● Entries supplied:
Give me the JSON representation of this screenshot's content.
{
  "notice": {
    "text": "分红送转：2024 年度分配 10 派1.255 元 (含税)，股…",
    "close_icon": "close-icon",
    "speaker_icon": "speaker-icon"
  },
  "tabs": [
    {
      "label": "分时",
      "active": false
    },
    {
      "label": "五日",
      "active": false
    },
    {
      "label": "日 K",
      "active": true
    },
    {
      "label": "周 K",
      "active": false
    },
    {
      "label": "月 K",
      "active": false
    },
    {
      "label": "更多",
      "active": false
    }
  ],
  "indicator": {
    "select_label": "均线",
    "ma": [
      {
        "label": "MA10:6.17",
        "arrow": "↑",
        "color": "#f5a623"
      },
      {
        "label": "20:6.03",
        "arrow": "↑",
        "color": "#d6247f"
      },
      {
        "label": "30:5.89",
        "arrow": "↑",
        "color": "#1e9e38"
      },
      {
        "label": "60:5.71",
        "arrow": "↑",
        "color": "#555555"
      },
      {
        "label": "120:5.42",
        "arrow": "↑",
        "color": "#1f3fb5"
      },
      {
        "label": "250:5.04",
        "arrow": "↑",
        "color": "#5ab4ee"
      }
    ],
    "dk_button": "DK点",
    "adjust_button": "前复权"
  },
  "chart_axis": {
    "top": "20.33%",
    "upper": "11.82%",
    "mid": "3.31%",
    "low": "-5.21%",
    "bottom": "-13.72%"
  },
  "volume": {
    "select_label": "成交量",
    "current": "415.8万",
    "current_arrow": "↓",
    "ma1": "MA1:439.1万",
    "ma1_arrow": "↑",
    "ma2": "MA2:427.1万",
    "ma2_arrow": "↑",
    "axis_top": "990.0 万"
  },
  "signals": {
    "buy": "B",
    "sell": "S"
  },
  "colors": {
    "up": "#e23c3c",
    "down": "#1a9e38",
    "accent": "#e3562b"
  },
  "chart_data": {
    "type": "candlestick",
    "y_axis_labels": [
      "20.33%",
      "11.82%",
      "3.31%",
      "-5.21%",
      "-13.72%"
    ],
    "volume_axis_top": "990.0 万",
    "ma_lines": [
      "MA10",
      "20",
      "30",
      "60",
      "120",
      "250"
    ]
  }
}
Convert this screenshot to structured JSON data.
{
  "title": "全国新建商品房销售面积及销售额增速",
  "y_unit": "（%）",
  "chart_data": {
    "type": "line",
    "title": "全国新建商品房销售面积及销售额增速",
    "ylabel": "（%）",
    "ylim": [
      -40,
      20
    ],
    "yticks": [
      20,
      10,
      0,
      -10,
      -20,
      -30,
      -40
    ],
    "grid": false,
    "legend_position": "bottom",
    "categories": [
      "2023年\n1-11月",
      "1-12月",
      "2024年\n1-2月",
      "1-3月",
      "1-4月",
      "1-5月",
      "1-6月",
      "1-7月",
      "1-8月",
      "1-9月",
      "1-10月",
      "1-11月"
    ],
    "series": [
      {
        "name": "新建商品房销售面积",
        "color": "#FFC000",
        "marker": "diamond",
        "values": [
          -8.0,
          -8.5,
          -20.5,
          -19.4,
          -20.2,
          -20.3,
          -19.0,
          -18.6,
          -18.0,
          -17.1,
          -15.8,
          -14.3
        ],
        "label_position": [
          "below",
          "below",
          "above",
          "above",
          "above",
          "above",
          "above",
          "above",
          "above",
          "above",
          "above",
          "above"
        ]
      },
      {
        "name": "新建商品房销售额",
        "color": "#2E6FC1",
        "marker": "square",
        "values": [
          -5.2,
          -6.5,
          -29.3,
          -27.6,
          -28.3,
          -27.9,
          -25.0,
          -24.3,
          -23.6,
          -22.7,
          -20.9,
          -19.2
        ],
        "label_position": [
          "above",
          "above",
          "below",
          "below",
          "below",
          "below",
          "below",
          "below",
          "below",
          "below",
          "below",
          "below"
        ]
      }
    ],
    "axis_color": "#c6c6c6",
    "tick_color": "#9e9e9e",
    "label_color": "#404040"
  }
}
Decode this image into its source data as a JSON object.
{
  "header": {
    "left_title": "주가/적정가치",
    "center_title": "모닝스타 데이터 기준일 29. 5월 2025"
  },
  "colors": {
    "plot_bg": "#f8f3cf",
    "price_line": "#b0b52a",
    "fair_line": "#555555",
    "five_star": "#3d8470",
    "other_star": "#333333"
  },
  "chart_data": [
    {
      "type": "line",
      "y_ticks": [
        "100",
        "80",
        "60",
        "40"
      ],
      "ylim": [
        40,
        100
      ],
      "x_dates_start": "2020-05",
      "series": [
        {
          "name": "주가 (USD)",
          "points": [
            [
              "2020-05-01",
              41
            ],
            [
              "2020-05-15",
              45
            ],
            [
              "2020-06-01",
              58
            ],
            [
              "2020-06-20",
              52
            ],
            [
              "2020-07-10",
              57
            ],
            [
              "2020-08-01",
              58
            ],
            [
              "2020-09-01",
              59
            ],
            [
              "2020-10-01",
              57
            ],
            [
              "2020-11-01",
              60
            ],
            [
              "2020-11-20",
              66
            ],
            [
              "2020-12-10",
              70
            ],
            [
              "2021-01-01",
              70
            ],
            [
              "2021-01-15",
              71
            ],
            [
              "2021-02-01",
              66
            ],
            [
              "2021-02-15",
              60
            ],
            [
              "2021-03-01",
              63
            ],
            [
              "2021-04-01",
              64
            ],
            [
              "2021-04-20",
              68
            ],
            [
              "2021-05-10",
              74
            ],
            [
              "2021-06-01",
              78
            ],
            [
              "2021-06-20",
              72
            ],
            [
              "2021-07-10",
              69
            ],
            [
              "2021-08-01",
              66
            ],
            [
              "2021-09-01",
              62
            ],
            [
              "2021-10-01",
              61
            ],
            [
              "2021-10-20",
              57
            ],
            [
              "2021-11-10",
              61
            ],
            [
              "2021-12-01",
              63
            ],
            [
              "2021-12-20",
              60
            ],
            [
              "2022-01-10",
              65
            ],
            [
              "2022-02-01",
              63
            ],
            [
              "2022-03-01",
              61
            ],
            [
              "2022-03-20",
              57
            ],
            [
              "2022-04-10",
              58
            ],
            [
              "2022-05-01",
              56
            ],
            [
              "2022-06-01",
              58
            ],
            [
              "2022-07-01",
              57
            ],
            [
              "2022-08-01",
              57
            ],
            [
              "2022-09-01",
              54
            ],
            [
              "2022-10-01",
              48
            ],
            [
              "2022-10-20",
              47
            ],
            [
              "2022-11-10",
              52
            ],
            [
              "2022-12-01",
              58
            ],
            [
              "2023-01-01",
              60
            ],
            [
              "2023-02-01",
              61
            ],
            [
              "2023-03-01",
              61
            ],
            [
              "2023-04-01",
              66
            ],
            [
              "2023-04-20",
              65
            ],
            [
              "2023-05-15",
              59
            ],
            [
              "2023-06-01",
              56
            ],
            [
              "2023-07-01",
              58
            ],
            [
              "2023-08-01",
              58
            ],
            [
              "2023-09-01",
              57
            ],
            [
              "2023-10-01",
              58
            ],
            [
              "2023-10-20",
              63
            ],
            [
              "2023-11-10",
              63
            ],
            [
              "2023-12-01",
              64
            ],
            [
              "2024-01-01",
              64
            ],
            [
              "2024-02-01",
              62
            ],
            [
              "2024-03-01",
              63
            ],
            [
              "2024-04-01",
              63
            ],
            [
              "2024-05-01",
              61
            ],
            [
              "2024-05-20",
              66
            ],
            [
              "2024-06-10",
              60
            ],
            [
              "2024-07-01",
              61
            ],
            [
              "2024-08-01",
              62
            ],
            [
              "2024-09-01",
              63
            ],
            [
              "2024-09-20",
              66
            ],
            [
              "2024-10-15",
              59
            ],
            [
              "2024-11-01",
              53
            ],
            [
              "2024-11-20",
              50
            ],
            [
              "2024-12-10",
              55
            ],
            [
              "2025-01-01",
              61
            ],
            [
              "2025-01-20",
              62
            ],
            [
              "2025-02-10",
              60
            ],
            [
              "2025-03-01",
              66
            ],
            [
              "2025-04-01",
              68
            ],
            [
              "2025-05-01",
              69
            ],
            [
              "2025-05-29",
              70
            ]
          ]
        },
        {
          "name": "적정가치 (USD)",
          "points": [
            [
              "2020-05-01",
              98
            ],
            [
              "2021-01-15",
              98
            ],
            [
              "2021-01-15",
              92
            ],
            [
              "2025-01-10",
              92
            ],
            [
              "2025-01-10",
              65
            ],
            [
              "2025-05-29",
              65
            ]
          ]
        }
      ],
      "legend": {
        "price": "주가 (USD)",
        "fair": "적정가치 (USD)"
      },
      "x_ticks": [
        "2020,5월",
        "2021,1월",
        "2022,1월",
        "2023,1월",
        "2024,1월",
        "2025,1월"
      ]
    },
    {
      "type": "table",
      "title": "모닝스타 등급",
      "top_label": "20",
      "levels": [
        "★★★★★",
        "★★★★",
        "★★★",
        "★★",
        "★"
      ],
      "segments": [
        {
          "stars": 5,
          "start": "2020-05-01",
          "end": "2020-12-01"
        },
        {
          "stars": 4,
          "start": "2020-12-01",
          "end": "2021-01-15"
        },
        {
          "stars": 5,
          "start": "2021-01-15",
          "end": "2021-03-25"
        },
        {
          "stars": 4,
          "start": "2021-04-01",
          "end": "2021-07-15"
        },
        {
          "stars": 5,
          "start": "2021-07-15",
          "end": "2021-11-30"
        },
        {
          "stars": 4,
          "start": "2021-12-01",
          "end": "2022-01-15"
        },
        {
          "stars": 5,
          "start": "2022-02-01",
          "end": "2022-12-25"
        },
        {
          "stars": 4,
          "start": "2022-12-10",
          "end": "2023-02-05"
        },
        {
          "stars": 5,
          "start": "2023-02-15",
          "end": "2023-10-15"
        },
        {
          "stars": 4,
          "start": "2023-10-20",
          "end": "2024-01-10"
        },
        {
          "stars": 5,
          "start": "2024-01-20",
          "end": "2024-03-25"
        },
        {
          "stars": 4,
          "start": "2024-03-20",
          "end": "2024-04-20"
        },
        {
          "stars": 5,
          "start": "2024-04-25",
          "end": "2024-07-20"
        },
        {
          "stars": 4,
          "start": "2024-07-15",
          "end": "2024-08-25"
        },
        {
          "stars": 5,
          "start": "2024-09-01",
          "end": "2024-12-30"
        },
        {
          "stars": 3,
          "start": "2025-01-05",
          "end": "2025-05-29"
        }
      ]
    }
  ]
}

● Aim of the task:
Pick out the lines that include the word "全国新建商品房销售面积及销售额增速" and write them out.

● Written response:
  "title": "全国新建商品房销售面积及销售额增速",
    "title": "全国新建商品房销售面积及销售额增速",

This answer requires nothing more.